=== Dataset entries ===
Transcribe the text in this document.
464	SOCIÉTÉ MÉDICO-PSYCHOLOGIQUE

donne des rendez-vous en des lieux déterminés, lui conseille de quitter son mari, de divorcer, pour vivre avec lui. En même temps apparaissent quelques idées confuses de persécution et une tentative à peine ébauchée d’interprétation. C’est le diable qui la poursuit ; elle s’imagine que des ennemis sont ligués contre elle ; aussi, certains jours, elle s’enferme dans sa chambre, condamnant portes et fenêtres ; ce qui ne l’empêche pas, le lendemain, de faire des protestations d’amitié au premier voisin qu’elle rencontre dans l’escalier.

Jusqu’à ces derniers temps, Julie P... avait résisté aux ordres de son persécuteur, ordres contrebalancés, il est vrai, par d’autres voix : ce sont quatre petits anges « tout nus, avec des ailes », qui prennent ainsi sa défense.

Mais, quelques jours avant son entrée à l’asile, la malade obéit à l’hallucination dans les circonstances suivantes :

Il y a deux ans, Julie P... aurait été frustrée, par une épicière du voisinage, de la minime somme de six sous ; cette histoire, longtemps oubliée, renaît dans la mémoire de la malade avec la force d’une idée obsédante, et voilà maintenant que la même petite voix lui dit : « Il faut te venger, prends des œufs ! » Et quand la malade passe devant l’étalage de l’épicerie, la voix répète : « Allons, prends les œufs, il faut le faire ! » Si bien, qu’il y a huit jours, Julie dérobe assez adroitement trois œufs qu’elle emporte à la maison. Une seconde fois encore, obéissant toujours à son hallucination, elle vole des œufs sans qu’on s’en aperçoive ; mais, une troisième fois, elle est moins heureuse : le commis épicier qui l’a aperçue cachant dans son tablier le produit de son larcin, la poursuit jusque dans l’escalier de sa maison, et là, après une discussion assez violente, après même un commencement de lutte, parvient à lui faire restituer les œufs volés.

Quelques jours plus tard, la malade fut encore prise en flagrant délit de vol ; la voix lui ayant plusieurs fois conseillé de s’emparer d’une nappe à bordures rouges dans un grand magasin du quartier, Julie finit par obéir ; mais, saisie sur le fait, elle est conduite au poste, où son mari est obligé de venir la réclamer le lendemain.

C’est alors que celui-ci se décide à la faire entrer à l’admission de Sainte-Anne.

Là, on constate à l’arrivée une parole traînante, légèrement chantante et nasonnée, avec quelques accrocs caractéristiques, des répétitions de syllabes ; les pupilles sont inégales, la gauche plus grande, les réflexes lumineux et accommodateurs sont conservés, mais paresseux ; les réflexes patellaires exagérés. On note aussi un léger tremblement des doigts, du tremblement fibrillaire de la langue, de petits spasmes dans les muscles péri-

=== The exercise ===
In the records above, how many lines include "petits"? Give that number and nothing more.

=== Exercise answer ===
2